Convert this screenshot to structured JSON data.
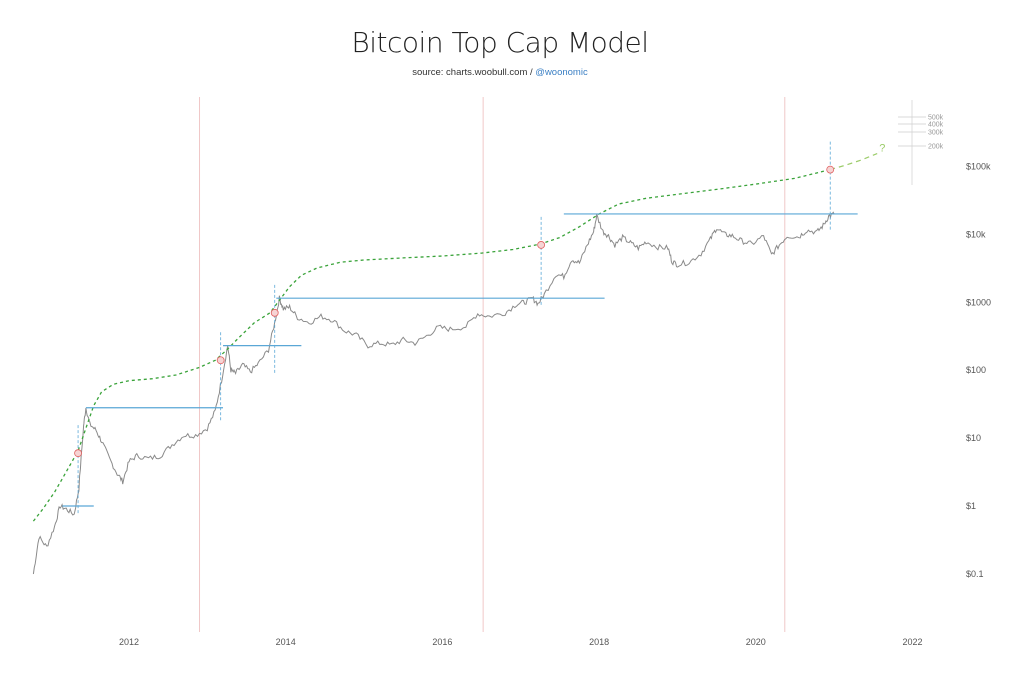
{
  "chart_data": {
    "type": "line",
    "title": "Bitcoin Top Cap Model",
    "subtitle_source": "source: charts.woobull.com /",
    "subtitle_handle": "@woonomic",
    "yscale": "log",
    "xlim": [
      2010.6,
      2022.4
    ],
    "ylim": [
      0.03,
      600000
    ],
    "x_ticks": [
      "2012",
      "2014",
      "2016",
      "2018",
      "2020",
      "2022"
    ],
    "x_tick_values": [
      2012,
      2014,
      2016,
      2018,
      2020,
      2022
    ],
    "y_ticks": [
      "$0.1",
      "$1",
      "$10",
      "$100",
      "$1000",
      "$10k",
      "$100k"
    ],
    "y_tick_values": [
      0.1,
      1,
      10,
      100,
      1000,
      10000,
      100000
    ],
    "projection_ticks": [
      "500k",
      "400k",
      "300k",
      "200k"
    ],
    "projection_tick_values": [
      500000,
      400000,
      300000,
      200000
    ],
    "projection_marker": "?",
    "grid": false,
    "halving_lines": [
      2012.9,
      2016.52,
      2020.37
    ],
    "colors": {
      "price": "#8a8a8a",
      "top_cap": "#3aa33a",
      "projection": "#9ccc6a",
      "resistance": "#5aa7d6",
      "halving": "#f0c8c8",
      "marker": "#e06060"
    },
    "series": [
      {
        "role": "price",
        "points": [
          [
            2010.78,
            0.1
          ],
          [
            2010.85,
            0.35
          ],
          [
            2010.95,
            0.25
          ],
          [
            2011.05,
            0.5
          ],
          [
            2011.12,
            1.0
          ],
          [
            2011.2,
            0.9
          ],
          [
            2011.3,
            0.75
          ],
          [
            2011.36,
            1.8
          ],
          [
            2011.42,
            15
          ],
          [
            2011.45,
            28
          ],
          [
            2011.5,
            16
          ],
          [
            2011.58,
            13
          ],
          [
            2011.65,
            9
          ],
          [
            2011.75,
            5
          ],
          [
            2011.85,
            3
          ],
          [
            2011.92,
            2.3
          ],
          [
            2012.0,
            4.5
          ],
          [
            2012.1,
            5.5
          ],
          [
            2012.25,
            5
          ],
          [
            2012.4,
            5.5
          ],
          [
            2012.55,
            8
          ],
          [
            2012.7,
            11
          ],
          [
            2012.85,
            11
          ],
          [
            2013.0,
            14
          ],
          [
            2013.1,
            25
          ],
          [
            2013.18,
            70
          ],
          [
            2013.26,
            230
          ],
          [
            2013.3,
            100
          ],
          [
            2013.36,
            90
          ],
          [
            2013.45,
            120
          ],
          [
            2013.55,
            95
          ],
          [
            2013.65,
            125
          ],
          [
            2013.78,
            200
          ],
          [
            2013.86,
            500
          ],
          [
            2013.92,
            1150
          ],
          [
            2013.97,
            800
          ],
          [
            2014.05,
            850
          ],
          [
            2014.15,
            600
          ],
          [
            2014.3,
            500
          ],
          [
            2014.45,
            620
          ],
          [
            2014.6,
            550
          ],
          [
            2014.75,
            380
          ],
          [
            2014.9,
            330
          ],
          [
            2015.05,
            230
          ],
          [
            2015.2,
            250
          ],
          [
            2015.35,
            235
          ],
          [
            2015.5,
            280
          ],
          [
            2015.65,
            250
          ],
          [
            2015.8,
            320
          ],
          [
            2015.95,
            430
          ],
          [
            2016.1,
            400
          ],
          [
            2016.3,
            440
          ],
          [
            2016.45,
            680
          ],
          [
            2016.6,
            620
          ],
          [
            2016.8,
            700
          ],
          [
            2016.95,
            950
          ],
          [
            2017.05,
            1000
          ],
          [
            2017.15,
            1150
          ],
          [
            2017.22,
            950
          ],
          [
            2017.3,
            1300
          ],
          [
            2017.45,
            2600
          ],
          [
            2017.55,
            2400
          ],
          [
            2017.65,
            4300
          ],
          [
            2017.75,
            3800
          ],
          [
            2017.85,
            7000
          ],
          [
            2017.93,
            11000
          ],
          [
            2017.97,
            19000
          ],
          [
            2018.05,
            11000
          ],
          [
            2018.12,
            9500
          ],
          [
            2018.2,
            7000
          ],
          [
            2018.3,
            9000
          ],
          [
            2018.4,
            7500
          ],
          [
            2018.5,
            6300
          ],
          [
            2018.6,
            7800
          ],
          [
            2018.75,
            6500
          ],
          [
            2018.88,
            6300
          ],
          [
            2018.93,
            4000
          ],
          [
            2019.0,
            3600
          ],
          [
            2019.15,
            3900
          ],
          [
            2019.3,
            5200
          ],
          [
            2019.42,
            8500
          ],
          [
            2019.5,
            12500
          ],
          [
            2019.6,
            10000
          ],
          [
            2019.7,
            9500
          ],
          [
            2019.82,
            8000
          ],
          [
            2019.95,
            7200
          ],
          [
            2020.1,
            9500
          ],
          [
            2020.2,
            5000
          ],
          [
            2020.3,
            7000
          ],
          [
            2020.4,
            9500
          ],
          [
            2020.55,
            9200
          ],
          [
            2020.65,
            11500
          ],
          [
            2020.78,
            10800
          ],
          [
            2020.86,
            13500
          ],
          [
            2020.93,
            18500
          ],
          [
            2021.0,
            20000
          ]
        ]
      },
      {
        "role": "top_cap",
        "points": [
          [
            2010.78,
            0.6
          ],
          [
            2010.9,
            0.9
          ],
          [
            2011.05,
            1.6
          ],
          [
            2011.2,
            3.2
          ],
          [
            2011.35,
            6.5
          ],
          [
            2011.45,
            14
          ],
          [
            2011.55,
            30
          ],
          [
            2011.65,
            48
          ],
          [
            2011.8,
            62
          ],
          [
            2012.0,
            70
          ],
          [
            2012.3,
            75
          ],
          [
            2012.6,
            85
          ],
          [
            2012.9,
            110
          ],
          [
            2013.1,
            140
          ],
          [
            2013.25,
            200
          ],
          [
            2013.4,
            300
          ],
          [
            2013.6,
            500
          ],
          [
            2013.8,
            700
          ],
          [
            2013.9,
            1000
          ],
          [
            2014.05,
            1700
          ],
          [
            2014.2,
            2500
          ],
          [
            2014.4,
            3200
          ],
          [
            2014.7,
            3900
          ],
          [
            2015.0,
            4200
          ],
          [
            2015.5,
            4500
          ],
          [
            2016.0,
            4800
          ],
          [
            2016.5,
            5300
          ],
          [
            2016.9,
            6000
          ],
          [
            2017.25,
            7200
          ],
          [
            2017.5,
            9000
          ],
          [
            2017.75,
            13000
          ],
          [
            2018.0,
            20000
          ],
          [
            2018.25,
            28000
          ],
          [
            2018.6,
            34000
          ],
          [
            2019.0,
            39000
          ],
          [
            2019.5,
            46000
          ],
          [
            2020.0,
            55000
          ],
          [
            2020.5,
            67000
          ],
          [
            2020.95,
            90000
          ]
        ]
      },
      {
        "role": "projection",
        "points": [
          [
            2020.95,
            90000
          ],
          [
            2021.15,
            105000
          ],
          [
            2021.35,
            125000
          ],
          [
            2021.55,
            155000
          ]
        ]
      }
    ],
    "cycle_tops": [
      [
        2011.35,
        6
      ],
      [
        2013.17,
        140
      ],
      [
        2013.86,
        700
      ],
      [
        2017.26,
        7000
      ],
      [
        2020.95,
        90000
      ]
    ],
    "resistance_levels": [
      {
        "price": 1,
        "from": 2011.15,
        "to": 2011.55
      },
      {
        "price": 28,
        "from": 2011.45,
        "to": 2013.2
      },
      {
        "price": 230,
        "from": 2013.2,
        "to": 2014.2
      },
      {
        "price": 1150,
        "from": 2013.88,
        "to": 2018.07
      },
      {
        "price": 20000,
        "from": 2017.55,
        "to": 2021.3
      }
    ]
  }
}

################

◆ **OBJECTIVE**
What is the number of lines above that contain "from"? Answer with that number only.

◆ **RESPONSE TO THIS EXERCISE**
5